> _Quoted text_:
[start]

It’s the same at Conservative Westminster Council where Kit Malthouse once said that he would remove all Council Tax by 2012. He’s left Westminster now and brought his particular brand of fantasy politics over to the GLA (latest wheeze: an island airport) but the dream still lives on.

What nobody seems to be able to explain to me is how this dream will a) improve public services and b) be cheaper for the people using those services.

People would be less supportive of outsourcing if council staff were more pleasant and dynamic and less jobsworthy. There should be a full audit , published, of all employees salaries, working hours, holidays , pensions and other entitlements- including agency and consultancy costs. We should know how many staff work in each department.Many people think there are too many paper pushers , such as equality officers and not enough blue collar staff repairing homes and sweeping streets. The unions need to prove to the public there is not over manning, especially of useless white collar office dwellers.

[end]

> _Given problem A_:
Answer these questions about the passage on council outsourcing:
(i) What did Kit Malthouse once say he would remove by 2012?
(ii) What is given as his latest wheeze at the GLA?
(iii) Of which kind of staff do many people think there are too many?

> _Provided material_:
[start]

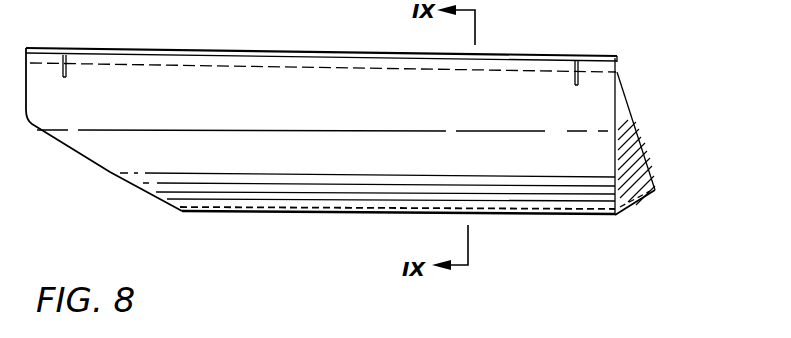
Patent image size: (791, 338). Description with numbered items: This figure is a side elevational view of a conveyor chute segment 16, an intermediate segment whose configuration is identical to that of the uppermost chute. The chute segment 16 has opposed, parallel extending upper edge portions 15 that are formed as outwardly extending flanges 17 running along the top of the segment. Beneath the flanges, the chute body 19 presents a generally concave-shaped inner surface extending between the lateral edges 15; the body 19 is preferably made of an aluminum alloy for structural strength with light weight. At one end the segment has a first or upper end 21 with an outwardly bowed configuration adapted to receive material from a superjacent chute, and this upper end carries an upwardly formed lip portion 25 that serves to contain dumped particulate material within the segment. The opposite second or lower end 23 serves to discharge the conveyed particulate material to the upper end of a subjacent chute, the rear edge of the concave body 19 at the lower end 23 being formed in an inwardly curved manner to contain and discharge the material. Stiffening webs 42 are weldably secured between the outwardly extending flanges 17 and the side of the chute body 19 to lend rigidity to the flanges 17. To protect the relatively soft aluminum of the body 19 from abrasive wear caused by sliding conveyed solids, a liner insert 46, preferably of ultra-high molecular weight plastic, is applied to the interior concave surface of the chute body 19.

The upper edge portions 15 is at (514, 55).
The chute segment 16 is at (302, 182).
The outwardly extending flanges 17 is at (191, 49).
The chute body 19 is at (334, 83).
The upper end 21 is at (648, 165).
The lower end 23 is at (112, 172).
The lip portion 25 is at (637, 205).
The stiffening webs 42 is at (67, 73).
The liner insert 46 is at (232, 64).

[end]

> _Given problem B_: Reproduce the rows of figure descriptions above, substituting "Figure dimensions" for "Patent image size" and changing nothing else. Leave out the pictures.

> _Exercise response A_:
(i) All Council Tax.
(ii) An island airport.
(iii) Paper pushers, such as equality officers.

> _Exercise response B_:
Figure dimensions: (791, 338). Description with numbered items: This figure is a side elevational view of a conveyor chute segment 16, an intermediate segment whose configuration is identical to that of the uppermost chute. The chute segment 16 has opposed, parallel extending upper edge portions 15 that are formed as outwardly extending flanges 17 running along the top of the segment. Beneath the flanges, the chute body 19 presents a generally concave-shaped inner surface extending between the lateral edges 15; the body 19 is preferably made of an aluminum alloy for structural strength with light weight. At one end the segment has a first or upper end 21 with an outwardly bowed configuration adapted to receive material from a superjacent chute, and this upper end carries an upwardly formed lip portion 25 that serves to contain dumped particulate material within the segment. The opposite second or lower end 23 serves to discharge the conveyed particulate material to the upper end of a subjacent chute, the rear edge of the concave body 19 at the lower end 23 being formed in an inwardly curved manner to contain and discharge the material. Stiffening webs 42 are weldably secured between the outwardly extending flanges 17 and the side of the chute body 19 to lend rigidity to the flanges 17. To protect the relatively soft aluminum of the body 19 from abrasive wear caused by sliding conveyed solids, a liner insert 46, preferably of ultra-high molecular weight plastic, is applied to the interior concave surface of the chute body 19.

The upper edge portions 15 is at (514, 55).
The chute segment 16 is at (302, 182).
The outwardly extending flanges 17 is at (191, 49).
The chute body 19 is at (334, 83).
The upper end 21 is at (648, 165).
The lower end 23 is at (112, 172).
The lip portion 25 is at (637, 205).
The stiffening webs 42 is at (67, 73).
The liner insert 46 is at (232, 64).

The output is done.